-- Problem to solve --
Pull every line from the records that has the word "JSON" in it.

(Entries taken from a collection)

· · · ·

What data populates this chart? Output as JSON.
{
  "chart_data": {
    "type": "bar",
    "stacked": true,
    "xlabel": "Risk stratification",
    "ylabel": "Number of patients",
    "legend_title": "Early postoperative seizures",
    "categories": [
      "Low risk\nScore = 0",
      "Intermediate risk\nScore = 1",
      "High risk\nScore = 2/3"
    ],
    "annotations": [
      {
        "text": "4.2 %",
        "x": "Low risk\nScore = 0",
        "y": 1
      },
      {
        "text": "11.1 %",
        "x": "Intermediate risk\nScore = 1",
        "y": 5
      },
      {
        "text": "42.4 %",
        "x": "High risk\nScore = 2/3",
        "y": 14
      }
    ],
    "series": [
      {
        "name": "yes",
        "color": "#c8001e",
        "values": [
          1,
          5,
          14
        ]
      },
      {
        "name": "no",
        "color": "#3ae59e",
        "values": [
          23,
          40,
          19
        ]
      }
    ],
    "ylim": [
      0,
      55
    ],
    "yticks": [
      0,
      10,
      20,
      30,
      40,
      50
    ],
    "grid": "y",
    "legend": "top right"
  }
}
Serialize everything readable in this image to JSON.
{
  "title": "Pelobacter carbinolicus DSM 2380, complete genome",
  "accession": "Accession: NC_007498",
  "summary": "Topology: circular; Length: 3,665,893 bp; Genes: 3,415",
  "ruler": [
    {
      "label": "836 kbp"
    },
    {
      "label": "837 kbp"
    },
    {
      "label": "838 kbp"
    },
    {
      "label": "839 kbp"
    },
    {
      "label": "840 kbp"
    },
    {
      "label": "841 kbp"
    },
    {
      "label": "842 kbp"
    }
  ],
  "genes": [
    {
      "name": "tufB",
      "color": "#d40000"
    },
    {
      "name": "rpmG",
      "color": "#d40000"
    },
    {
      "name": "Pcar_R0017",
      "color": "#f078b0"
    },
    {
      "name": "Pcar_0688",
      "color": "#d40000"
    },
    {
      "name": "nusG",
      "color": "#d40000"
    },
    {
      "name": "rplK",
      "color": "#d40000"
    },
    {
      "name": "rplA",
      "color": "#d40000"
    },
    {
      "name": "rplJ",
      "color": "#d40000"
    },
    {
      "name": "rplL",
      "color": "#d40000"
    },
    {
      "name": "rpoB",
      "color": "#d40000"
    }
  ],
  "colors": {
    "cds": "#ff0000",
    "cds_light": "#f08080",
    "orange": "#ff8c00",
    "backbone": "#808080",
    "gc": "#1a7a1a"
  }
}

· · · ·

-- Task answer --
What data populates this chart? Output as JSON.
Serialize everything readable in this image to JSON.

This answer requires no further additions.